Extracted data entries
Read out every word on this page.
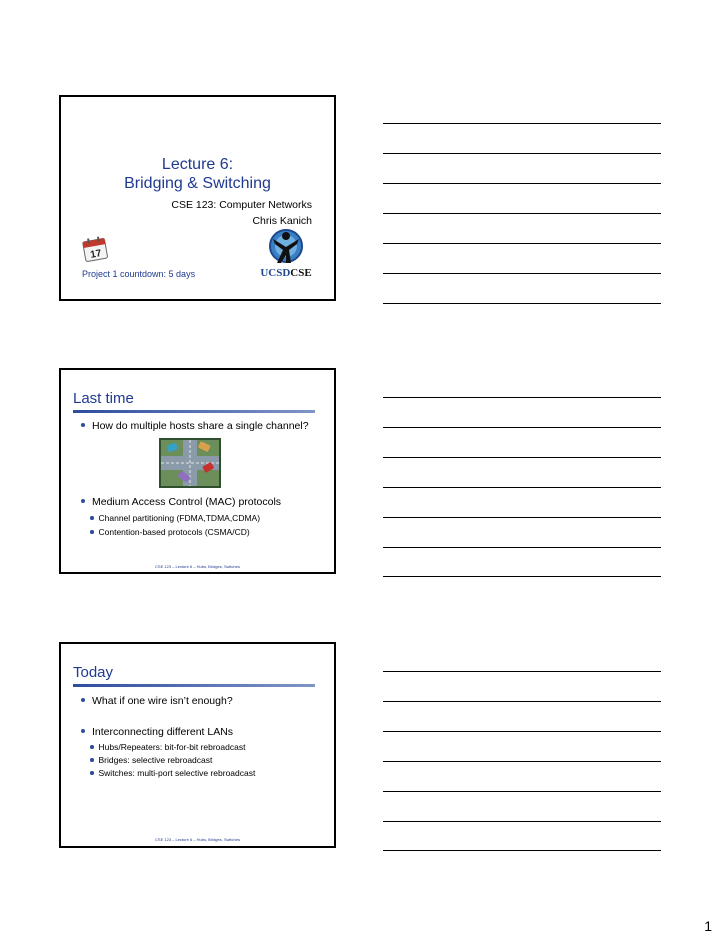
Lecture 6:
Bridging & Switching
CSE 123: Computer Networks
Chris Kanich
17
Project 1 countdown: 5 days	UCSDCSE
Last time
How do multiple hosts share a single channel?
Medium Access Control (MAC) protocols
Channel partitioning (FDMA,TDMA,CDMA)
Contention-based protocols (CSMA/CD)
CSE 123 – Lecture 6 – Hubs, Bridges, Switches
Today
What if one wire isn’t enough?
Interconnecting different LANs
Hubs/Repeaters: bit-for-bit rebroadcast
Bridges: selective rebroadcast
Switches: multi-port selective rebroadcast
CSE 123 – Lecture 6 – Hubs, Bridges, Switches
1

--- What the task asks ---
Your job is to transcribe the entries above exactly; skip the pictures.

--- Task solution ---
Read out every word on this page.
Lecture 6:
Bridging & Switching
CSE 123: Computer Networks
Chris Kanich
17
Project 1 countdown: 5 days	UCSDCSE
Last time
How do multiple hosts share a single channel?
Medium Access Control (MAC) protocols
Channel partitioning (FDMA,TDMA,CDMA)
Contention-based protocols (CSMA/CD)
CSE 123 – Lecture 6 – Hubs, Bridges, Switches
Today
What if one wire isn’t enough?
Interconnecting different LANs
Hubs/Repeaters: bit-for-bit rebroadcast
Bridges: selective rebroadcast
Switches: multi-port selective rebroadcast
CSE 123 – Lecture 6 – Hubs, Bridges, Switches
1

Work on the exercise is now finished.